>> Start Data provided

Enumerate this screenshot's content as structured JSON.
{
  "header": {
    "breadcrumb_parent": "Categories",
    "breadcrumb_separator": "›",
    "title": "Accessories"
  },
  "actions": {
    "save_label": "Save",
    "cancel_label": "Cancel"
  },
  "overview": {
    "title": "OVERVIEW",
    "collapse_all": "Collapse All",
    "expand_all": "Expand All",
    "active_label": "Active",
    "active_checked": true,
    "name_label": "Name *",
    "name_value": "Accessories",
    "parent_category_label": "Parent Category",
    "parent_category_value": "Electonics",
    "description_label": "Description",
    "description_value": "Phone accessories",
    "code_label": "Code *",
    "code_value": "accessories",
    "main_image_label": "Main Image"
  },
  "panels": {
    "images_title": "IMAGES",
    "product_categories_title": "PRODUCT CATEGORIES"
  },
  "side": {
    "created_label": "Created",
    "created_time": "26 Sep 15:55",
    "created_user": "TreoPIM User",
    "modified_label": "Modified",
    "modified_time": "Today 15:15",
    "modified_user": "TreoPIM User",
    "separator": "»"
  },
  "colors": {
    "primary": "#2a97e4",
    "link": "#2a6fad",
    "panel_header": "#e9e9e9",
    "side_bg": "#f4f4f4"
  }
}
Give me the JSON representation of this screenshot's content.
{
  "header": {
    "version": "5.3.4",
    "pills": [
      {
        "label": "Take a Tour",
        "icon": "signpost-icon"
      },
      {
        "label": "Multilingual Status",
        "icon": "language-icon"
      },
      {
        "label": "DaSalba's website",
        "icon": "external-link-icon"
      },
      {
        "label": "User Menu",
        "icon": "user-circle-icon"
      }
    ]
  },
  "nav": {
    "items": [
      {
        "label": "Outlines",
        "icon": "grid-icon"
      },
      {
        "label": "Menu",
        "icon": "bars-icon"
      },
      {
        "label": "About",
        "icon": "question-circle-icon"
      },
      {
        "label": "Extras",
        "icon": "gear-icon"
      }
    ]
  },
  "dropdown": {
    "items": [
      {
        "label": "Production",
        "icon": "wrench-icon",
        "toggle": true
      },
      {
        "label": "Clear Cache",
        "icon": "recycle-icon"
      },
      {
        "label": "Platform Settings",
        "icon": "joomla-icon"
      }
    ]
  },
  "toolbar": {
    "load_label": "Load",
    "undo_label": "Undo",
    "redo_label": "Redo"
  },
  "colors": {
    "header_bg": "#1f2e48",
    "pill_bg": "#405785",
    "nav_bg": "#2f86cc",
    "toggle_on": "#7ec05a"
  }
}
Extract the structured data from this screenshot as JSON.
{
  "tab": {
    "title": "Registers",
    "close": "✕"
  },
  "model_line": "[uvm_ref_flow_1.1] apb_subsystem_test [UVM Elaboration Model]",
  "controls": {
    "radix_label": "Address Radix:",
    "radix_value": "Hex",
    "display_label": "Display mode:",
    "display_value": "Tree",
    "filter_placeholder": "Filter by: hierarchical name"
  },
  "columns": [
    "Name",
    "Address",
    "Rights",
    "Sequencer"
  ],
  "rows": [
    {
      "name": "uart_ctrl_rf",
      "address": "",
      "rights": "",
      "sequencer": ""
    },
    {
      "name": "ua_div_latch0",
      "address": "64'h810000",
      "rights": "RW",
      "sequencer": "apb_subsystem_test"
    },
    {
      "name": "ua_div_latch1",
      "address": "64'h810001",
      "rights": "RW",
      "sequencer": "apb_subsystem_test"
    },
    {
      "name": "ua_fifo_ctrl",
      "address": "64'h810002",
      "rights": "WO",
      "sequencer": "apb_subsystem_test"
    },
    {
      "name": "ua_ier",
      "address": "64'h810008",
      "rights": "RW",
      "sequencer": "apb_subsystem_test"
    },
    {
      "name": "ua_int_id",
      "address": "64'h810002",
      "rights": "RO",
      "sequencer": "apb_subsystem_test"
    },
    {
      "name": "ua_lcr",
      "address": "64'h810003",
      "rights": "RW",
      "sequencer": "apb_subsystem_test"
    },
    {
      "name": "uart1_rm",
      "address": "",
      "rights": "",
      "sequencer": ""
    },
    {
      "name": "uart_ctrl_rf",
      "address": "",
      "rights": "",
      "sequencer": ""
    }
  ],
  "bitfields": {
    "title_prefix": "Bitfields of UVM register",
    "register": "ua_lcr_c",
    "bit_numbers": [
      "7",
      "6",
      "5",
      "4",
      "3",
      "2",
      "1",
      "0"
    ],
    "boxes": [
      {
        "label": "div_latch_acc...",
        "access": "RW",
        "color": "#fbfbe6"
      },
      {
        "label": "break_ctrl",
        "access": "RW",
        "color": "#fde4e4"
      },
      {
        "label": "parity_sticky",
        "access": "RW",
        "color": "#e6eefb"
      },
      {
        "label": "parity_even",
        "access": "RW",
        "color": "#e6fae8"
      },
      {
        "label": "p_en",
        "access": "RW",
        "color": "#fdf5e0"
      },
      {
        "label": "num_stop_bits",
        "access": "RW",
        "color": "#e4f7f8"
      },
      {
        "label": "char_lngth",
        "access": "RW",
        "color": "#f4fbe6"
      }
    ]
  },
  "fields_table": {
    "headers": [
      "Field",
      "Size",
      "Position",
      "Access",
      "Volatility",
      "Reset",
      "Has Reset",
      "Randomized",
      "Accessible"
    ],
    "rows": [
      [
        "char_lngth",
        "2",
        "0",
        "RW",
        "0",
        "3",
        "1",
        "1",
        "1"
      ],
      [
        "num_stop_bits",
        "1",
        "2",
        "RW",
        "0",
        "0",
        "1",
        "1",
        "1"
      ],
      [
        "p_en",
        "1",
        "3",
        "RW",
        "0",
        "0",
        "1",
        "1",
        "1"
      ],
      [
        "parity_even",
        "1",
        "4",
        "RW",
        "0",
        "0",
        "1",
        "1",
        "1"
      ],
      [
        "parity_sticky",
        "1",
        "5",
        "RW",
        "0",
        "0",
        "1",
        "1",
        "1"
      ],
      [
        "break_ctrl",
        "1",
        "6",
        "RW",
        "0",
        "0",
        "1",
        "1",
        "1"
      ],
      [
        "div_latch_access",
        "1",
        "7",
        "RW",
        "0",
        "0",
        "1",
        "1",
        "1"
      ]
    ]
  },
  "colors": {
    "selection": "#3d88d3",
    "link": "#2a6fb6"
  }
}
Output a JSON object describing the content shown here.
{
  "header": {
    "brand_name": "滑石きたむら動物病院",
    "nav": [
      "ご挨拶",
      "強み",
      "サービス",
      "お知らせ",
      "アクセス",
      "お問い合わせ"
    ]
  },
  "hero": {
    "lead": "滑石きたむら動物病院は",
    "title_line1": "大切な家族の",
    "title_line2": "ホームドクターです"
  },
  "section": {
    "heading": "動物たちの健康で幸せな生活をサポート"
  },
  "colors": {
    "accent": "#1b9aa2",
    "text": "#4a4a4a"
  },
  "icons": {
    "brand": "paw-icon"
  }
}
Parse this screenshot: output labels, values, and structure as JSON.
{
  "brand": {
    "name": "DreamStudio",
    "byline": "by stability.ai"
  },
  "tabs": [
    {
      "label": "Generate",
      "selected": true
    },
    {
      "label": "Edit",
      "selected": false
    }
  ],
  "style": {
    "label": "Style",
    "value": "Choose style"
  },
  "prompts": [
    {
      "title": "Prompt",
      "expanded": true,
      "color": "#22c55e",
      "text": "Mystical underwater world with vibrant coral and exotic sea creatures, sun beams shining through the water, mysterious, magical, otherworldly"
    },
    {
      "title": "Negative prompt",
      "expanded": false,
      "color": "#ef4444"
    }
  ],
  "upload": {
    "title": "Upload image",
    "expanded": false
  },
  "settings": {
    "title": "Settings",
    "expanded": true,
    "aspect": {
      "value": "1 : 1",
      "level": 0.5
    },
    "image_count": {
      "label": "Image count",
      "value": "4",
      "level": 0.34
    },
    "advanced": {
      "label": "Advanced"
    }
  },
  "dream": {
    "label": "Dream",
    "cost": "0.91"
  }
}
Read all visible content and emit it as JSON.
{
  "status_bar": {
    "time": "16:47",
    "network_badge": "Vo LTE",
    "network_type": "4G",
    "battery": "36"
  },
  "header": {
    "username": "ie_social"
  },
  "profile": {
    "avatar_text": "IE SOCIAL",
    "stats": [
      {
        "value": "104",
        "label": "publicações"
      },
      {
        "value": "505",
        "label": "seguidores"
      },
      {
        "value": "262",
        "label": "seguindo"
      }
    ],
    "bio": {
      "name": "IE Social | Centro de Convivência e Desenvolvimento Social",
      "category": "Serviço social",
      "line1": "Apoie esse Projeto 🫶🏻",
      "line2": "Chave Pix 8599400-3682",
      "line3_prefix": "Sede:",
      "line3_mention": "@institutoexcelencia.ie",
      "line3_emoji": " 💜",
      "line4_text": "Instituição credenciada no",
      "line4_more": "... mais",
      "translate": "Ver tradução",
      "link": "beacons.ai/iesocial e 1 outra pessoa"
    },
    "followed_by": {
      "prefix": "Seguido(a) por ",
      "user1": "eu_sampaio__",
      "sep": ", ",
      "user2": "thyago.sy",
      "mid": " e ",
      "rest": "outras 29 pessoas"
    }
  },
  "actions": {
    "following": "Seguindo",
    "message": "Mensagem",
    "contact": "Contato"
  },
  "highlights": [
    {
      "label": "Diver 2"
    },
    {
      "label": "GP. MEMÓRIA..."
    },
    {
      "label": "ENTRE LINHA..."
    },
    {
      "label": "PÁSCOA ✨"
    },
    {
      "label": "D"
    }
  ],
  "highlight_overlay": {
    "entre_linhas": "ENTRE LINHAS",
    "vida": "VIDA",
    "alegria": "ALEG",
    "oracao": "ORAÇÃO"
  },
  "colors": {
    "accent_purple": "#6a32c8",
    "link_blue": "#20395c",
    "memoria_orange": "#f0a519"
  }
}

>> End Data provided

▶ _Work instructions_: Repeat exactly, and only, the lines from the one containing "Read all visible content and emit it as JSON." through the end of the material.

▶ _In response_:
Read all visible content and emit it as JSON.
{
  "status_bar": {
    "time": "16:47",
    "network_badge": "Vo LTE",
    "network_type": "4G",
    "battery": "36"
  },
  "header": {
    "username": "ie_social"
  },
  "profile": {
    "avatar_text": "IE SOCIAL",
    "stats": [
      {
        "value": "104",
        "label": "publicações"
      },
      {
        "value": "505",
        "label": "seguidores"
      },
      {
        "value": "262",
        "label": "seguindo"
      }
    ],
    "bio": {
      "name": "IE Social | Centro de Convivência e Desenvolvimento Social",
      "category": "Serviço social",
      "line1": "Apoie esse Projeto 🫶🏻",
      "line2": "Chave Pix 8599400-3682",
      "line3_prefix": "Sede:",
      "line3_mention": "@institutoexcelencia.ie",
      "line3_emoji": " 💜",
      "line4_text": "Instituição credenciada no",
      "line4_more": "... mais",
      "translate": "Ver tradução",
      "link": "beacons.ai/iesocial e 1 outra pessoa"
    },
    "followed_by": {
      "prefix": "Seguido(a) por ",
      "user1": "eu_sampaio__",
      "sep": ", ",
      "user2": "thyago.sy",
      "mid": " e ",
      "rest": "outras 29 pessoas"
    }
  },
  "actions": {
    "following": "Seguindo",
    "message": "Mensagem",
    "contact": "Contato"
  },
  "highlights": [
    {
      "label": "Diver 2"
    },
    {
      "label": "GP. MEMÓRIA..."
    },
    {
      "label": "ENTRE LINHA..."
    },
    {
      "label": "PÁSCOA ✨"
    },
    {
      "label": "D"
    }
  ],
  "highlight_overlay": {
    "entre_linhas": "ENTRE LINHAS",
    "vida": "VIDA",
    "alegria": "ALEG",
    "oracao": "ORAÇÃO"
  },
  "colors": {
    "accent_purple": "#6a32c8",
    "link_blue": "#20395c",
    "memoria_orange": "#f0a519"
  }
}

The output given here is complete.